## [EXERCISE DETAILS]
Write out each record again exactly as it stands.
---
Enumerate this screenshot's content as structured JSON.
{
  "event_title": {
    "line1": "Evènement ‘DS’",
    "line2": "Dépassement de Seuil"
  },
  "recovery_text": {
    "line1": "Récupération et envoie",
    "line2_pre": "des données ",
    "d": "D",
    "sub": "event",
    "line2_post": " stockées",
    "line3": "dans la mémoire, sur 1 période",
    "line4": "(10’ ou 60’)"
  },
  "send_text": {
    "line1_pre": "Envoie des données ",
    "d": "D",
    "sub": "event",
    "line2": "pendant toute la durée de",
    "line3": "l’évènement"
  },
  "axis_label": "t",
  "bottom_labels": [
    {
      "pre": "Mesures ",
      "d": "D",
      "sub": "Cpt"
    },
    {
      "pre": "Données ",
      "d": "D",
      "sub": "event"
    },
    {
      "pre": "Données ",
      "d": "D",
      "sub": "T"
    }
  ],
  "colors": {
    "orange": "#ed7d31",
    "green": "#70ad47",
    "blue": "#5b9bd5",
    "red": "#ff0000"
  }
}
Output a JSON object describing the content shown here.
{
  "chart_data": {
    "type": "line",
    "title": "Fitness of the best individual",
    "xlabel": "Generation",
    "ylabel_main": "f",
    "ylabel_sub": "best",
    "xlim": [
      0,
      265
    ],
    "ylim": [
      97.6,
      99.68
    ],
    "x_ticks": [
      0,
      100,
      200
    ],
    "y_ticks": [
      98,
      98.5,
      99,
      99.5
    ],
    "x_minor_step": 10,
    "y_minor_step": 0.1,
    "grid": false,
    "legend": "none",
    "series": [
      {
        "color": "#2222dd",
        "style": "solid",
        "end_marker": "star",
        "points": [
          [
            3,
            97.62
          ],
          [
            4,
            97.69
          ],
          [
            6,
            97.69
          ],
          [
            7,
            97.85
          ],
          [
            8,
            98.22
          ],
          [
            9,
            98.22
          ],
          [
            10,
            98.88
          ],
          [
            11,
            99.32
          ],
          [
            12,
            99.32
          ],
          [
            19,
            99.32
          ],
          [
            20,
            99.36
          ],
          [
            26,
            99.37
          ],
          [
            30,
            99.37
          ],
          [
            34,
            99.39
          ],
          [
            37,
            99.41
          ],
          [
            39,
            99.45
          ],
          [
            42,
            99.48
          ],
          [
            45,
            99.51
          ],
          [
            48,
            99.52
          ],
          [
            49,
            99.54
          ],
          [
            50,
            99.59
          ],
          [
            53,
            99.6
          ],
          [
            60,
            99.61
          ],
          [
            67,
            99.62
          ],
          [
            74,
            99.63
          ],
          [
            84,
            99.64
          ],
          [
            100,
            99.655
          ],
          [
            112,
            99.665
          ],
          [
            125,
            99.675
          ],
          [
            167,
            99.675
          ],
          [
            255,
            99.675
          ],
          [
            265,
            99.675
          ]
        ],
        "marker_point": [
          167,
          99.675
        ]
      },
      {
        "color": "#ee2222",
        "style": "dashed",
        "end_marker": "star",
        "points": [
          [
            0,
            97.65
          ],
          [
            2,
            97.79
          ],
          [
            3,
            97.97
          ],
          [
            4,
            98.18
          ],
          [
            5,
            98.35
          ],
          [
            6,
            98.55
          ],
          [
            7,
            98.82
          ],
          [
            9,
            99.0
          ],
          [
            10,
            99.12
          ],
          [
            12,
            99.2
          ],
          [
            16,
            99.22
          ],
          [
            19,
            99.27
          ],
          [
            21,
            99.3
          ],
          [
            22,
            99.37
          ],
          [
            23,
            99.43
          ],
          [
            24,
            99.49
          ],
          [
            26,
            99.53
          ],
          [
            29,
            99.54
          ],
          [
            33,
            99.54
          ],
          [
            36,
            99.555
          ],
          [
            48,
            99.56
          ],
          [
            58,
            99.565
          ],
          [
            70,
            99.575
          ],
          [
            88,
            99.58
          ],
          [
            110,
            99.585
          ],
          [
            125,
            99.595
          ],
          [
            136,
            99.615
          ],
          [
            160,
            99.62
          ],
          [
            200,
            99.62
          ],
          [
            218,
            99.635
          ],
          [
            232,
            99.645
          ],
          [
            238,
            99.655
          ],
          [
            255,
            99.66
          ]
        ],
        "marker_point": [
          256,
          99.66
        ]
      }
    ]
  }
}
---
## [EXERCISE SOLUTION]
Enumerate this screenshot's content as structured JSON.
{
  "event_title": {
    "line1": "Evènement ‘DS’",
    "line2": "Dépassement de Seuil"
  },
  "recovery_text": {
    "line1": "Récupération et envoie",
    "line2_pre": "des données ",
    "d": "D",
    "sub": "event",
    "line2_post": " stockées",
    "line3": "dans la mémoire, sur 1 période",
    "line4": "(10’ ou 60’)"
  },
  "send_text": {
    "line1_pre": "Envoie des données ",
    "d": "D",
    "sub": "event",
    "line2": "pendant toute la durée de",
    "line3": "l’évènement"
  },
  "axis_label": "t",
  "bottom_labels": [
    {
      "pre": "Mesures ",
      "d": "D",
      "sub": "Cpt"
    },
    {
      "pre": "Données ",
      "d": "D",
      "sub": "event"
    },
    {
      "pre": "Données ",
      "d": "D",
      "sub": "T"
    }
  ],
  "colors": {
    "orange": "#ed7d31",
    "green": "#70ad47",
    "blue": "#5b9bd5",
    "red": "#ff0000"
  }
}
Output a JSON object describing the content shown here.
{
  "chart_data": {
    "type": "line",
    "title": "Fitness of the best individual",
    "xlabel": "Generation",
    "ylabel_main": "f",
    "ylabel_sub": "best",
    "xlim": [
      0,
      265
    ],
    "ylim": [
      97.6,
      99.68
    ],
    "x_ticks": [
      0,
      100,
      200
    ],
    "y_ticks": [
      98,
      98.5,
      99,
      99.5
    ],
    "x_minor_step": 10,
    "y_minor_step": 0.1,
    "grid": false,
    "legend": "none",
    "series": [
      {
        "color": "#2222dd",
        "style": "solid",
        "end_marker": "star",
        "points": [
          [
            3,
            97.62
          ],
          [
            4,
            97.69
          ],
          [
            6,
            97.69
          ],
          [
            7,
            97.85
          ],
          [
            8,
            98.22
          ],
          [
            9,
            98.22
          ],
          [
            10,
            98.88
          ],
          [
            11,
            99.32
          ],
          [
            12,
            99.32
          ],
          [
            19,
            99.32
          ],
          [
            20,
            99.36
          ],
          [
            26,
            99.37
          ],
          [
            30,
            99.37
          ],
          [
            34,
            99.39
          ],
          [
            37,
            99.41
          ],
          [
            39,
            99.45
          ],
          [
            42,
            99.48
          ],
          [
            45,
            99.51
          ],
          [
            48,
            99.52
          ],
          [
            49,
            99.54
          ],
          [
            50,
            99.59
          ],
          [
            53,
            99.6
          ],
          [
            60,
            99.61
          ],
          [
            67,
            99.62
          ],
          [
            74,
            99.63
          ],
          [
            84,
            99.64
          ],
          [
            100,
            99.655
          ],
          [
            112,
            99.665
          ],
          [
            125,
            99.675
          ],
          [
            167,
            99.675
          ],
          [
            255,
            99.675
          ],
          [
            265,
            99.675
          ]
        ],
        "marker_point": [
          167,
          99.675
        ]
      },
      {
        "color": "#ee2222",
        "style": "dashed",
        "end_marker": "star",
        "points": [
          [
            0,
            97.65
          ],
          [
            2,
            97.79
          ],
          [
            3,
            97.97
          ],
          [
            4,
            98.18
          ],
          [
            5,
            98.35
          ],
          [
            6,
            98.55
          ],
          [
            7,
            98.82
          ],
          [
            9,
            99.0
          ],
          [
            10,
            99.12
          ],
          [
            12,
            99.2
          ],
          [
            16,
            99.22
          ],
          [
            19,
            99.27
          ],
          [
            21,
            99.3
          ],
          [
            22,
            99.37
          ],
          [
            23,
            99.43
          ],
          [
            24,
            99.49
          ],
          [
            26,
            99.53
          ],
          [
            29,
            99.54
          ],
          [
            33,
            99.54
          ],
          [
            36,
            99.555
          ],
          [
            48,
            99.56
          ],
          [
            58,
            99.565
          ],
          [
            70,
            99.575
          ],
          [
            88,
            99.58
          ],
          [
            110,
            99.585
          ],
          [
            125,
            99.595
          ],
          [
            136,
            99.615
          ],
          [
            160,
            99.62
          ],
          [
            200,
            99.62
          ],
          [
            218,
            99.635
          ],
          [
            232,
            99.645
          ],
          [
            238,
            99.655
          ],
          [
            255,
            99.66
          ]
        ],
        "marker_point": [
          256,
          99.66
        ]
      }
    ]
  }
}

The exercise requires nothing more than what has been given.